Objective | Transcribe the entries that follow, word for word.

-- START --

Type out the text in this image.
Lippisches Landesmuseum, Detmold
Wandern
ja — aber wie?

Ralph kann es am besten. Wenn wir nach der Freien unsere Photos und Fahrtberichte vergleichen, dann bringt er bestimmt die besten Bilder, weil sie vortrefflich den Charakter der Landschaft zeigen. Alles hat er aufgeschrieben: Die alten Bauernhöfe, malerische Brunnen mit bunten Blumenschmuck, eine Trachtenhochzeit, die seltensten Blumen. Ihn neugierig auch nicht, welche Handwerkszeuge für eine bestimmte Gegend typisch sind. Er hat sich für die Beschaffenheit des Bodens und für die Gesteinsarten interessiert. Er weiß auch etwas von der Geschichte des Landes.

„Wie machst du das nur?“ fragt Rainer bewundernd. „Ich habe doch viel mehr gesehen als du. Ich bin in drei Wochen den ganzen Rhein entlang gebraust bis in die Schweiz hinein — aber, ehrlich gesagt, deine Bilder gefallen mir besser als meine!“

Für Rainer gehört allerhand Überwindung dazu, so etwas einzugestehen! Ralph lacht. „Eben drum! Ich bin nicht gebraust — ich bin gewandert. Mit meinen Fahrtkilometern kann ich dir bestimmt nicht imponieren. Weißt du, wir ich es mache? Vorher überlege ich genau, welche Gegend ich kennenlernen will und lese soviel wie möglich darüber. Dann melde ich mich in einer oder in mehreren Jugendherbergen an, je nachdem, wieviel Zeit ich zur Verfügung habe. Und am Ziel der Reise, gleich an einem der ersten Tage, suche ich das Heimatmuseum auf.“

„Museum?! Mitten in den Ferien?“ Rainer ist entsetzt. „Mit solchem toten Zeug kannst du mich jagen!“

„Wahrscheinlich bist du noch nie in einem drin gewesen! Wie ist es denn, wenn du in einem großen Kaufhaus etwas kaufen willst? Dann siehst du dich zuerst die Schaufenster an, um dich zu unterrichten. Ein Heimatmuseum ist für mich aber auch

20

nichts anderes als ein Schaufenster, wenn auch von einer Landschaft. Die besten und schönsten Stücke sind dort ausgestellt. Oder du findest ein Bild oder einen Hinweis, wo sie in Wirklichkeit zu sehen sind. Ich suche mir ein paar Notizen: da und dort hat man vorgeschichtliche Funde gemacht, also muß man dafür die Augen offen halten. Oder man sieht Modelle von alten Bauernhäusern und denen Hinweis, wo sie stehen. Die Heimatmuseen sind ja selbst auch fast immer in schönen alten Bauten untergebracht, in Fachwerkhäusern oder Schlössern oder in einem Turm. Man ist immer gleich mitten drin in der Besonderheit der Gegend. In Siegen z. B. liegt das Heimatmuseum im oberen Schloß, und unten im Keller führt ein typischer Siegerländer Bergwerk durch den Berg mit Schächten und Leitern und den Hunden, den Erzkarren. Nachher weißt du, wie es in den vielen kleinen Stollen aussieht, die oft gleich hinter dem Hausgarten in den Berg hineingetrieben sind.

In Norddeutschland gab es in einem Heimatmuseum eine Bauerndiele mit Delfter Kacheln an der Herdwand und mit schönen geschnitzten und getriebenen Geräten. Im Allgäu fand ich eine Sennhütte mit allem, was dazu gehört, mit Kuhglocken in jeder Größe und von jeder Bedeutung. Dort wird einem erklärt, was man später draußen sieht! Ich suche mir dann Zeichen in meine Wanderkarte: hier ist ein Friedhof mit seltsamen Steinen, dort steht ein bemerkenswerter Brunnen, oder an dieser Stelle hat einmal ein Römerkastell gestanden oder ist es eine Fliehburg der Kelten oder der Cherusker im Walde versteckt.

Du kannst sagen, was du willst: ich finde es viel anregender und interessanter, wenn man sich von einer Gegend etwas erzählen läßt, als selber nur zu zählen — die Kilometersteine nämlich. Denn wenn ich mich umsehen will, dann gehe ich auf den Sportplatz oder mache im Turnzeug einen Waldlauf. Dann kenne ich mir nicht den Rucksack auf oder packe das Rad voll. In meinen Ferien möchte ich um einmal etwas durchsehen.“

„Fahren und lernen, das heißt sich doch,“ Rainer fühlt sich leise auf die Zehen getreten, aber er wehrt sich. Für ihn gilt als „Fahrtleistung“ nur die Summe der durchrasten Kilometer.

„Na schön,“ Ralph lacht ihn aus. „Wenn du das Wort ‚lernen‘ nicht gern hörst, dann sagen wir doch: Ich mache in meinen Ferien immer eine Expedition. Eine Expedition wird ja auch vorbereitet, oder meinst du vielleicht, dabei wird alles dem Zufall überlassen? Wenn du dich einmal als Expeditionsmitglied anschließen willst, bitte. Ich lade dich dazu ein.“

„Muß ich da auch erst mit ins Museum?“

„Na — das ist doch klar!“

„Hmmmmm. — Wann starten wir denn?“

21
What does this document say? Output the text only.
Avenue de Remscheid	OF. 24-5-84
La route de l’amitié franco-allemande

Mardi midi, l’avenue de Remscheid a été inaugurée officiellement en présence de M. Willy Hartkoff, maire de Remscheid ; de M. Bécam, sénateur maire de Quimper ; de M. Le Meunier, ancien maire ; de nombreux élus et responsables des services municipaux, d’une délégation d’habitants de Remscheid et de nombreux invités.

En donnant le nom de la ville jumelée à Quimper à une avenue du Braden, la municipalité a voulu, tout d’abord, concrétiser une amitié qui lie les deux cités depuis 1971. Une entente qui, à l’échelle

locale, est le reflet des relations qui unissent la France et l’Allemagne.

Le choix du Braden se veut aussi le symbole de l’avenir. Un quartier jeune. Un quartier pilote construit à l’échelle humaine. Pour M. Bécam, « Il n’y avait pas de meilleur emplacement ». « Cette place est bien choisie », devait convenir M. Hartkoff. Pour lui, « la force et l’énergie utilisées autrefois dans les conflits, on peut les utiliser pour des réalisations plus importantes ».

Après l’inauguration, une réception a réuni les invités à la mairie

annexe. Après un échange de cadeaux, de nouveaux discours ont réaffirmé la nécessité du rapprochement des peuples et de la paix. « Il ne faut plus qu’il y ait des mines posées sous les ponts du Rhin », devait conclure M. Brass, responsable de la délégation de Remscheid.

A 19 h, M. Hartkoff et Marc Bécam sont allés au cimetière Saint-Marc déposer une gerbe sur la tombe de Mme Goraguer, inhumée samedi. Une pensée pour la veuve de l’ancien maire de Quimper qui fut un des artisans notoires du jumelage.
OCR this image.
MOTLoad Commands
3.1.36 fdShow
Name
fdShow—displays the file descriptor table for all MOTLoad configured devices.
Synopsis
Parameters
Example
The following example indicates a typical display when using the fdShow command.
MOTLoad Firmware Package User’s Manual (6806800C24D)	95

-- END --

Task solution |
Type out the text in this image.
Lippisches Landesmuseum, Detmold
Wandern
ja — aber wie?

Ralph kann es am besten. Wenn wir nach der Freien unsere Photos und Fahrtberichte vergleichen, dann bringt er bestimmt die besten Bilder, weil sie vortrefflich den Charakter der Landschaft zeigen. Alles hat er aufgeschrieben: Die alten Bauernhöfe, malerische Brunnen mit bunten Blumenschmuck, eine Trachtenhochzeit, die seltensten Blumen. Ihn neugierig auch nicht, welche Handwerkszeuge für eine bestimmte Gegend typisch sind. Er hat sich für die Beschaffenheit des Bodens und für die Gesteinsarten interessiert. Er weiß auch etwas von der Geschichte des Landes.

„Wie machst du das nur?“ fragt Rainer bewundernd. „Ich habe doch viel mehr gesehen als du. Ich bin in drei Wochen den ganzen Rhein entlang gebraust bis in die Schweiz hinein — aber, ehrlich gesagt, deine Bilder gefallen mir besser als meine!“

Für Rainer gehört allerhand Überwindung dazu, so etwas einzugestehen! Ralph lacht. „Eben drum! Ich bin nicht gebraust — ich bin gewandert. Mit meinen Fahrtkilometern kann ich dir bestimmt nicht imponieren. Weißt du, wir ich es mache? Vorher überlege ich genau, welche Gegend ich kennenlernen will und lese soviel wie möglich darüber. Dann melde ich mich in einer oder in mehreren Jugendherbergen an, je nachdem, wieviel Zeit ich zur Verfügung habe. Und am Ziel der Reise, gleich an einem der ersten Tage, suche ich das Heimatmuseum auf.“

„Museum?! Mitten in den Ferien?“ Rainer ist entsetzt. „Mit solchem toten Zeug kannst du mich jagen!“

„Wahrscheinlich bist du noch nie in einem drin gewesen! Wie ist es denn, wenn du in einem großen Kaufhaus etwas kaufen willst? Dann siehst du dich zuerst die Schaufenster an, um dich zu unterrichten. Ein Heimatmuseum ist für mich aber auch

20

nichts anderes als ein Schaufenster, wenn auch von einer Landschaft. Die besten und schönsten Stücke sind dort ausgestellt. Oder du findest ein Bild oder einen Hinweis, wo sie in Wirklichkeit zu sehen sind. Ich suche mir ein paar Notizen: da und dort hat man vorgeschichtliche Funde gemacht, also muß man dafür die Augen offen halten. Oder man sieht Modelle von alten Bauernhäusern und denen Hinweis, wo sie stehen. Die Heimatmuseen sind ja selbst auch fast immer in schönen alten Bauten untergebracht, in Fachwerkhäusern oder Schlössern oder in einem Turm. Man ist immer gleich mitten drin in der Besonderheit der Gegend. In Siegen z. B. liegt das Heimatmuseum im oberen Schloß, und unten im Keller führt ein typischer Siegerländer Bergwerk durch den Berg mit Schächten und Leitern und den Hunden, den Erzkarren. Nachher weißt du, wie es in den vielen kleinen Stollen aussieht, die oft gleich hinter dem Hausgarten in den Berg hineingetrieben sind.

In Norddeutschland gab es in einem Heimatmuseum eine Bauerndiele mit Delfter Kacheln an der Herdwand und mit schönen geschnitzten und getriebenen Geräten. Im Allgäu fand ich eine Sennhütte mit allem, was dazu gehört, mit Kuhglocken in jeder Größe und von jeder Bedeutung. Dort wird einem erklärt, was man später draußen sieht! Ich suche mir dann Zeichen in meine Wanderkarte: hier ist ein Friedhof mit seltsamen Steinen, dort steht ein bemerkenswerter Brunnen, oder an dieser Stelle hat einmal ein Römerkastell gestanden oder ist es eine Fliehburg der Kelten oder der Cherusker im Walde versteckt.

Du kannst sagen, was du willst: ich finde es viel anregender und interessanter, wenn man sich von einer Gegend etwas erzählen läßt, als selber nur zu zählen — die Kilometersteine nämlich. Denn wenn ich mich umsehen will, dann gehe ich auf den Sportplatz oder mache im Turnzeug einen Waldlauf. Dann kenne ich mir nicht den Rucksack auf oder packe das Rad voll. In meinen Ferien möchte ich um einmal etwas durchsehen.“

„Fahren und lernen, das heißt sich doch,“ Rainer fühlt sich leise auf die Zehen getreten, aber er wehrt sich. Für ihn gilt als „Fahrtleistung“ nur die Summe der durchrasten Kilometer.

„Na schön,“ Ralph lacht ihn aus. „Wenn du das Wort ‚lernen‘ nicht gern hörst, dann sagen wir doch: Ich mache in meinen Ferien immer eine Expedition. Eine Expedition wird ja auch vorbereitet, oder meinst du vielleicht, dabei wird alles dem Zufall überlassen? Wenn du dich einmal als Expeditionsmitglied anschließen willst, bitte. Ich lade dich dazu ein.“

„Muß ich da auch erst mit ins Museum?“

„Na — das ist doch klar!“

„Hmmmmm. — Wann starten wir denn?“

21
What does this document say? Output the text only.
Avenue de Remscheid	OF. 24-5-84
La route de l’amitié franco-allemande

Mardi midi, l’avenue de Remscheid a été inaugurée officiellement en présence de M. Willy Hartkoff, maire de Remscheid ; de M. Bécam, sénateur maire de Quimper ; de M. Le Meunier, ancien maire ; de nombreux élus et responsables des services municipaux, d’une délégation d’habitants de Remscheid et de nombreux invités.

En donnant le nom de la ville jumelée à Quimper à une avenue du Braden, la municipalité a voulu, tout d’abord, concrétiser une amitié qui lie les deux cités depuis 1971. Une entente qui, à l’échelle

locale, est le reflet des relations qui unissent la France et l’Allemagne.

Le choix du Braden se veut aussi le symbole de l’avenir. Un quartier jeune. Un quartier pilote construit à l’échelle humaine. Pour M. Bécam, « Il n’y avait pas de meilleur emplacement ». « Cette place est bien choisie », devait convenir M. Hartkoff. Pour lui, « la force et l’énergie utilisées autrefois dans les conflits, on peut les utiliser pour des réalisations plus importantes ».

Après l’inauguration, une réception a réuni les invités à la mairie

annexe. Après un échange de cadeaux, de nouveaux discours ont réaffirmé la nécessité du rapprochement des peuples et de la paix. « Il ne faut plus qu’il y ait des mines posées sous les ponts du Rhin », devait conclure M. Brass, responsable de la délégation de Remscheid.

A 19 h, M. Hartkoff et Marc Bécam sont allés au cimetière Saint-Marc déposer une gerbe sur la tombe de Mme Goraguer, inhumée samedi. Une pensée pour la veuve de l’ancien maire de Quimper qui fut un des artisans notoires du jumelage.
OCR this image.
MOTLoad Commands
3.1.36 fdShow
Name
fdShow—displays the file descriptor table for all MOTLoad configured devices.
Synopsis
Parameters
Example
The following example indicates a typical display when using the fdShow command.
MOTLoad Firmware Package User’s Manual (6806800C24D)	95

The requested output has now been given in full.